Dataset records:

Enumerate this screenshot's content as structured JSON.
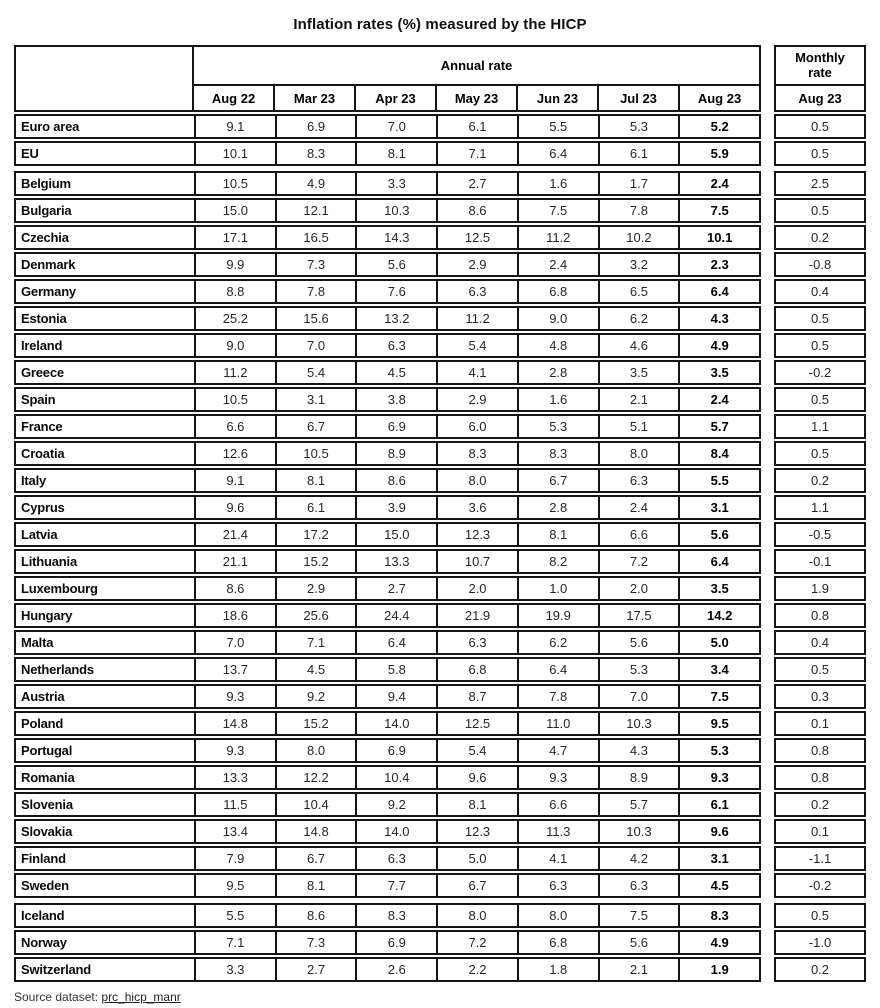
{
  "title": "Inflation rates (%) measured by the HICP",
  "colors": {
    "border": "#151515",
    "text": "#262626",
    "background": "#ffffff"
  },
  "chart_data": {
    "type": "table",
    "title": "Inflation rates (%) measured by the HICP",
    "column_groups": {
      "annual": "Annual rate",
      "monthly": "Monthly rate"
    },
    "annual_columns": [
      "Aug 22",
      "Mar 23",
      "Apr 23",
      "May 23",
      "Jun 23",
      "Jul 23",
      "Aug 23"
    ],
    "monthly_column": "Aug 23",
    "rows": [
      {
        "name": "Euro area",
        "annual": [
          "9.1",
          "6.9",
          "7.0",
          "6.1",
          "5.5",
          "5.3",
          "5.2"
        ],
        "monthly": "0.5"
      },
      {
        "name": "EU",
        "annual": [
          "10.1",
          "8.3",
          "8.1",
          "7.1",
          "6.4",
          "6.1",
          "5.9"
        ],
        "monthly": "0.5"
      },
      {
        "name": "Belgium",
        "annual": [
          "10.5",
          "4.9",
          "3.3",
          "2.7",
          "1.6",
          "1.7",
          "2.4"
        ],
        "monthly": "2.5",
        "group_start": true
      },
      {
        "name": "Bulgaria",
        "annual": [
          "15.0",
          "12.1",
          "10.3",
          "8.6",
          "7.5",
          "7.8",
          "7.5"
        ],
        "monthly": "0.5"
      },
      {
        "name": "Czechia",
        "annual": [
          "17.1",
          "16.5",
          "14.3",
          "12.5",
          "11.2",
          "10.2",
          "10.1"
        ],
        "monthly": "0.2"
      },
      {
        "name": "Denmark",
        "annual": [
          "9.9",
          "7.3",
          "5.6",
          "2.9",
          "2.4",
          "3.2",
          "2.3"
        ],
        "monthly": "-0.8"
      },
      {
        "name": "Germany",
        "annual": [
          "8.8",
          "7.8",
          "7.6",
          "6.3",
          "6.8",
          "6.5",
          "6.4"
        ],
        "monthly": "0.4"
      },
      {
        "name": "Estonia",
        "annual": [
          "25.2",
          "15.6",
          "13.2",
          "11.2",
          "9.0",
          "6.2",
          "4.3"
        ],
        "monthly": "0.5"
      },
      {
        "name": "Ireland",
        "annual": [
          "9.0",
          "7.0",
          "6.3",
          "5.4",
          "4.8",
          "4.6",
          "4.9"
        ],
        "monthly": "0.5"
      },
      {
        "name": "Greece",
        "annual": [
          "11.2",
          "5.4",
          "4.5",
          "4.1",
          "2.8",
          "3.5",
          "3.5"
        ],
        "monthly": "-0.2"
      },
      {
        "name": "Spain",
        "annual": [
          "10.5",
          "3.1",
          "3.8",
          "2.9",
          "1.6",
          "2.1",
          "2.4"
        ],
        "monthly": "0.5"
      },
      {
        "name": "France",
        "annual": [
          "6.6",
          "6.7",
          "6.9",
          "6.0",
          "5.3",
          "5.1",
          "5.7"
        ],
        "monthly": "1.1"
      },
      {
        "name": "Croatia",
        "annual": [
          "12.6",
          "10.5",
          "8.9",
          "8.3",
          "8.3",
          "8.0",
          "8.4"
        ],
        "monthly": "0.5"
      },
      {
        "name": "Italy",
        "annual": [
          "9.1",
          "8.1",
          "8.6",
          "8.0",
          "6.7",
          "6.3",
          "5.5"
        ],
        "monthly": "0.2"
      },
      {
        "name": "Cyprus",
        "annual": [
          "9.6",
          "6.1",
          "3.9",
          "3.6",
          "2.8",
          "2.4",
          "3.1"
        ],
        "monthly": "1.1"
      },
      {
        "name": "Latvia",
        "annual": [
          "21.4",
          "17.2",
          "15.0",
          "12.3",
          "8.1",
          "6.6",
          "5.6"
        ],
        "monthly": "-0.5"
      },
      {
        "name": "Lithuania",
        "annual": [
          "21.1",
          "15.2",
          "13.3",
          "10.7",
          "8.2",
          "7.2",
          "6.4"
        ],
        "monthly": "-0.1"
      },
      {
        "name": "Luxembourg",
        "annual": [
          "8.6",
          "2.9",
          "2.7",
          "2.0",
          "1.0",
          "2.0",
          "3.5"
        ],
        "monthly": "1.9"
      },
      {
        "name": "Hungary",
        "annual": [
          "18.6",
          "25.6",
          "24.4",
          "21.9",
          "19.9",
          "17.5",
          "14.2"
        ],
        "monthly": "0.8"
      },
      {
        "name": "Malta",
        "annual": [
          "7.0",
          "7.1",
          "6.4",
          "6.3",
          "6.2",
          "5.6",
          "5.0"
        ],
        "monthly": "0.4"
      },
      {
        "name": "Netherlands",
        "annual": [
          "13.7",
          "4.5",
          "5.8",
          "6.8",
          "6.4",
          "5.3",
          "3.4"
        ],
        "monthly": "0.5"
      },
      {
        "name": "Austria",
        "annual": [
          "9.3",
          "9.2",
          "9.4",
          "8.7",
          "7.8",
          "7.0",
          "7.5"
        ],
        "monthly": "0.3"
      },
      {
        "name": "Poland",
        "annual": [
          "14.8",
          "15.2",
          "14.0",
          "12.5",
          "11.0",
          "10.3",
          "9.5"
        ],
        "monthly": "0.1"
      },
      {
        "name": "Portugal",
        "annual": [
          "9.3",
          "8.0",
          "6.9",
          "5.4",
          "4.7",
          "4.3",
          "5.3"
        ],
        "monthly": "0.8"
      },
      {
        "name": "Romania",
        "annual": [
          "13.3",
          "12.2",
          "10.4",
          "9.6",
          "9.3",
          "8.9",
          "9.3"
        ],
        "monthly": "0.8"
      },
      {
        "name": "Slovenia",
        "annual": [
          "11.5",
          "10.4",
          "9.2",
          "8.1",
          "6.6",
          "5.7",
          "6.1"
        ],
        "monthly": "0.2"
      },
      {
        "name": "Slovakia",
        "annual": [
          "13.4",
          "14.8",
          "14.0",
          "12.3",
          "11.3",
          "10.3",
          "9.6"
        ],
        "monthly": "0.1"
      },
      {
        "name": "Finland",
        "annual": [
          "7.9",
          "6.7",
          "6.3",
          "5.0",
          "4.1",
          "4.2",
          "3.1"
        ],
        "monthly": "-1.1"
      },
      {
        "name": "Sweden",
        "annual": [
          "9.5",
          "8.1",
          "7.7",
          "6.7",
          "6.3",
          "6.3",
          "4.5"
        ],
        "monthly": "-0.2"
      },
      {
        "name": "Iceland",
        "annual": [
          "5.5",
          "8.6",
          "8.3",
          "8.0",
          "8.0",
          "7.5",
          "8.3"
        ],
        "monthly": "0.5",
        "group_start": true
      },
      {
        "name": "Norway",
        "annual": [
          "7.1",
          "7.3",
          "6.9",
          "7.2",
          "6.8",
          "5.6",
          "4.9"
        ],
        "monthly": "-1.0"
      },
      {
        "name": "Switzerland",
        "annual": [
          "3.3",
          "2.7",
          "2.6",
          "2.2",
          "1.8",
          "2.1",
          "1.9"
        ],
        "monthly": "0.2"
      }
    ]
  },
  "footer": {
    "prefix": "Source dataset: ",
    "link_text": "prc_hicp_manr"
  }
}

--- WHAT NEEDS TO BE DONE ---
Count the lines above that contain the word "Inflation", and give only that number.

--- RESULT OF THIS TASK ---
2